Itens de um conjunto de dados:
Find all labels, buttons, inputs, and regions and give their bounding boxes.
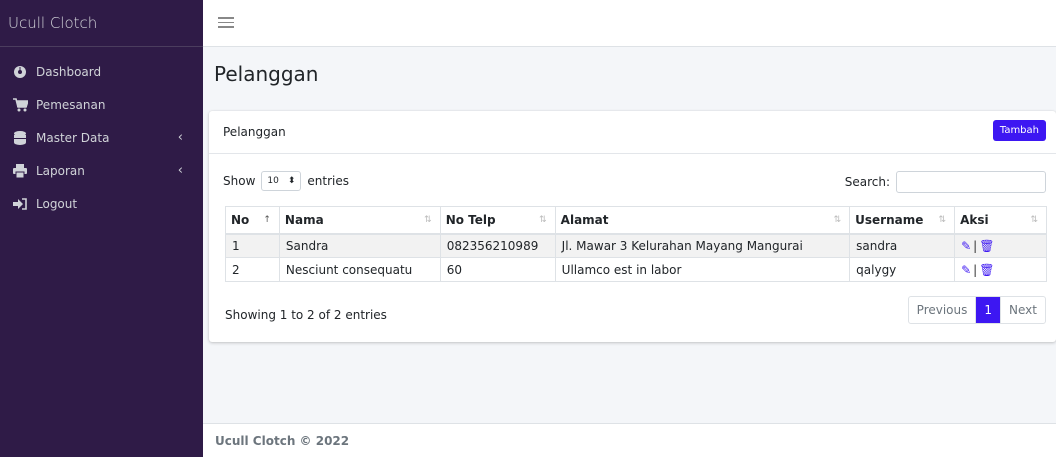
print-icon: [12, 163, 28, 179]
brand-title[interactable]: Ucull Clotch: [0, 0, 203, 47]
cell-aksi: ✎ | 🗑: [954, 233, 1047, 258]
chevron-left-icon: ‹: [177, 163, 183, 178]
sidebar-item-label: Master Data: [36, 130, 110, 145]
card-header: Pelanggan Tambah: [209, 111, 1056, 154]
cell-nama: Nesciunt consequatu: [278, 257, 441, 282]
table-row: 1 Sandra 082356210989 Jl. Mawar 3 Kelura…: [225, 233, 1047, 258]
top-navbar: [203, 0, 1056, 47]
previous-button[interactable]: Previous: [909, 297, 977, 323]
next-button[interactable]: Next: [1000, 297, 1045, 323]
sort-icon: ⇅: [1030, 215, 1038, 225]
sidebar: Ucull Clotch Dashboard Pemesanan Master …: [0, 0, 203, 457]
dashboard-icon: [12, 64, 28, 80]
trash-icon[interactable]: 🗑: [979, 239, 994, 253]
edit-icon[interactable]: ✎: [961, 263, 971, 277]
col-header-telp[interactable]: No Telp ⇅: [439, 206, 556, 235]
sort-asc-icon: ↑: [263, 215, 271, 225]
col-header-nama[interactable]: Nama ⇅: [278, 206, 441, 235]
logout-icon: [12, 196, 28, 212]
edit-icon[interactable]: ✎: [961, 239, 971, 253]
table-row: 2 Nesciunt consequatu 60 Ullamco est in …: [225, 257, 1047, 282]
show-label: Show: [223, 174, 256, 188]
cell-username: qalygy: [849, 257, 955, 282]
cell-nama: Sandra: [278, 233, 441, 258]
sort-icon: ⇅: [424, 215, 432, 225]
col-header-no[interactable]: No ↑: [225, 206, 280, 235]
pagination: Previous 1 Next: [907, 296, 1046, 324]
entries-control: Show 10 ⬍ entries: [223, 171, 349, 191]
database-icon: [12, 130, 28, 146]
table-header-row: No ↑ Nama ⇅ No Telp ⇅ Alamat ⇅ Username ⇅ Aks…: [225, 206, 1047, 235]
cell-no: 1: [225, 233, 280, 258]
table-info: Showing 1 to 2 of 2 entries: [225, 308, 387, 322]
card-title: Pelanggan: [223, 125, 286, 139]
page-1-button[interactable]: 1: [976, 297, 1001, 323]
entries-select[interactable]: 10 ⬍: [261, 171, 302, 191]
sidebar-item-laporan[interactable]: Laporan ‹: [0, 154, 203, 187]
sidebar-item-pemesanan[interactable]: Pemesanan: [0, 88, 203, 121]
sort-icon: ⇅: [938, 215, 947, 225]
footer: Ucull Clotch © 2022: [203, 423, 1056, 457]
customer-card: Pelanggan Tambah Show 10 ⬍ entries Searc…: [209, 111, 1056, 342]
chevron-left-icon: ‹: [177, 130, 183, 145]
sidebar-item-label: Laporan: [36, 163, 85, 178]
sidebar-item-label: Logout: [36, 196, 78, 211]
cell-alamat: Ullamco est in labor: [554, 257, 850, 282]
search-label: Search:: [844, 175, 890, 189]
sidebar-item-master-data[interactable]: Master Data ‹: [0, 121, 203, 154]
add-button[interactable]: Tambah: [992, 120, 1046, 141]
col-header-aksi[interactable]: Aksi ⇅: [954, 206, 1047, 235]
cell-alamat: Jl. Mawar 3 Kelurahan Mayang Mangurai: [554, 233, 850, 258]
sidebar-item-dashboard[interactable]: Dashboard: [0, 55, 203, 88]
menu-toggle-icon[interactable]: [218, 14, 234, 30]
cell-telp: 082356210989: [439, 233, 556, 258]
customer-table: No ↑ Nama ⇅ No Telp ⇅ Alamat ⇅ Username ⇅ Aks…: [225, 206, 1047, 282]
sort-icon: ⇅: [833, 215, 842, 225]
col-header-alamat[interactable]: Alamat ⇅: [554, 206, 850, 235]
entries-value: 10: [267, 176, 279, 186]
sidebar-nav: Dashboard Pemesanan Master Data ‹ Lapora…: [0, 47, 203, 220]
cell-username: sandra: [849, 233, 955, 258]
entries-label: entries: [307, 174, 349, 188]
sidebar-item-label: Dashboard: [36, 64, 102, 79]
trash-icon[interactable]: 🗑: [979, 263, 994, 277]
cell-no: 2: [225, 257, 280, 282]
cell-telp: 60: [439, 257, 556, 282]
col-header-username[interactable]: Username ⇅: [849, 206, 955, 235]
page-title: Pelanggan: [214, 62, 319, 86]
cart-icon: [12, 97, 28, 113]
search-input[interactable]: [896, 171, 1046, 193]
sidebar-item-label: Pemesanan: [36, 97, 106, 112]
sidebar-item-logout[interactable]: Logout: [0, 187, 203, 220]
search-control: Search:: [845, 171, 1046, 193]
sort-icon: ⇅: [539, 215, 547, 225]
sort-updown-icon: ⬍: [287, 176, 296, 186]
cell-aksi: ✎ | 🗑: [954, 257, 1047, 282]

#### [Tarefa]
Apresente todas as linhas do material em forma de lista numerada, omitindo as linhas em branco e deixando as imagens de fora.

#### [Resposta]
1. Find all labels, buttons, inputs, and regions and give their bounding boxes.
2. print-icon: [12, 163, 28, 179]
3. brand-title[interactable]: Ucull Clotch: [0, 0, 203, 47]
4. cell-aksi: ✎ | 🗑: [954, 233, 1047, 258]
5. chevron-left-icon: ‹: [177, 163, 183, 178]
6. sidebar-item-label: Master Data: [36, 130, 110, 145]
7. card-header: Pelanggan Tambah: [209, 111, 1056, 154]
8. cell-nama: Nesciunt consequatu: [278, 257, 441, 282]
9. table-row: 1 Sandra 082356210989 Jl. Mawar 3 Kelura…: [225, 233, 1047, 258]
10. top-navbar: [203, 0, 1056, 47]
11. previous-button[interactable]: Previous: [909, 297, 977, 323]
12. next-button[interactable]: Next: [1000, 297, 1045, 323]
13. sort-icon: ⇅: [1030, 215, 1038, 225]
14. sidebar: Ucull Clotch Dashboard Pemesanan Master …: [0, 0, 203, 457]
15. dashboard-icon: [12, 64, 28, 80]
16. trash-icon[interactable]: 🗑: [979, 239, 994, 253]
17. edit-icon[interactable]: ✎: [961, 263, 971, 277]
18. col-header-telp[interactable]: No Telp ⇅: [439, 206, 556, 235]
19. sort-asc-icon: ↑: [263, 215, 271, 225]
20. col-header-nama[interactable]: Nama ⇅: [278, 206, 441, 235]
21. logout-icon: [12, 196, 28, 212]
22. edit-icon[interactable]: ✎: [961, 239, 971, 253]
23. table-row: 2 Nesciunt consequatu 60 Ullamco est in …: [225, 257, 1047, 282]
24. show-label: Show: [223, 174, 256, 188]
25. cell-username: qalygy: [849, 257, 955, 282]
26. cell-nama: Sandra: [278, 233, 441, 258]
27. sort-icon: ⇅: [424, 215, 432, 225]
28. col-header-no[interactable]: No ↑: [225, 206, 280, 235]
29. pagination: Previous 1 Next: [907, 296, 1046, 324]
30. entries-control: Show 10 ⬍ entries: [223, 171, 349, 191]
31. database-icon: [12, 130, 28, 146]
32. table-header-row: No ↑ Nama ⇅ No Telp ⇅ Alamat ⇅ Username ⇅ Aks…: [225, 206, 1047, 235]
33. cell-no: 1: [225, 233, 280, 258]
34. table-info: Showing 1 to 2 of 2 entries: [225, 308, 387, 322]
35. card-title: Pelanggan: [223, 125, 286, 139]
36. page-1-button[interactable]: 1: [976, 297, 1001, 323]
37. entries-select[interactable]: 10 ⬍: [261, 171, 302, 191]
38. sidebar-item-laporan[interactable]: Laporan ‹: [0, 154, 203, 187]
39. sidebar-item-pemesanan[interactable]: Pemesanan: [0, 88, 203, 121]
40. sort-icon: ⇅: [938, 215, 947, 225]
41. footer: Ucull Clotch © 2022: [203, 423, 1056, 457]
42. customer-card: Pelanggan Tambah Show 10 ⬍ entries Searc…: [209, 111, 1056, 342]
43. chevron-left-icon: ‹: [177, 130, 183, 145]
44. sidebar-item-label: Laporan: [36, 163, 85, 178]
45. sidebar-item-label: Logout: [36, 196, 78, 211]
46. cell-alamat: Ullamco est in labor: [554, 257, 850, 282]
47. search-label: Search:: [844, 175, 890, 189]
48. sidebar-item-master-data[interactable]: Master Data ‹: [0, 121, 203, 154]
49. add-button[interactable]: Tambah: [992, 120, 1046, 141]
50. col-header-aksi[interactable]: Aksi ⇅: [954, 206, 1047, 235]
51. cell-alamat: Jl. Mawar 3 Kelurahan Mayang Mangurai: [554, 233, 850, 258]
52. sidebar-item-dashboard[interactable]: Dashboard: [0, 55, 203, 88]
53. menu-toggle-icon[interactable]: [218, 14, 234, 30]
54. cell-telp: 082356210989: [439, 233, 556, 258]
55. customer-table: No ↑ Nama ⇅ No Telp ⇅ Alamat ⇅ Username ⇅ Aks…: [225, 206, 1047, 282]
56. sort-icon: ⇅: [833, 215, 842, 225]
57. col-header-alamat[interactable]: Alamat ⇅: [554, 206, 850, 235]
58. entries-value: 10: [267, 176, 279, 186]
59. sidebar-nav: Dashboard Pemesanan Master Data ‹ Lapora…: [0, 47, 203, 220]
60. cell-username: sandra: [849, 233, 955, 258]
61. entries-label: entries: [307, 174, 349, 188]
62. sidebar-item-label: Dashboard: [36, 64, 102, 79]
63. trash-icon[interactable]: 🗑: [979, 263, 994, 277]
64. cell-no: 2: [225, 257, 280, 282]
65. cell-telp: 60: [439, 257, 556, 282]
66. col-header-username[interactable]: Username ⇅: [849, 206, 955, 235]
67. page-title: Pelanggan: [214, 62, 319, 86]
68. cart-icon: [12, 97, 28, 113]
69. search-input[interactable]: [896, 171, 1046, 193]
70. sidebar-item-label: Pemesanan: [36, 97, 106, 112]
71. sidebar-item-logout[interactable]: Logout: [0, 187, 203, 220]
72. search-control: Search:: [845, 171, 1046, 193]
73. sort-icon: ⇅: [539, 215, 547, 225]
74. sort-updown-icon: ⬍: [287, 176, 296, 186]
75. cell-aksi: ✎ | 🗑: [954, 257, 1047, 282]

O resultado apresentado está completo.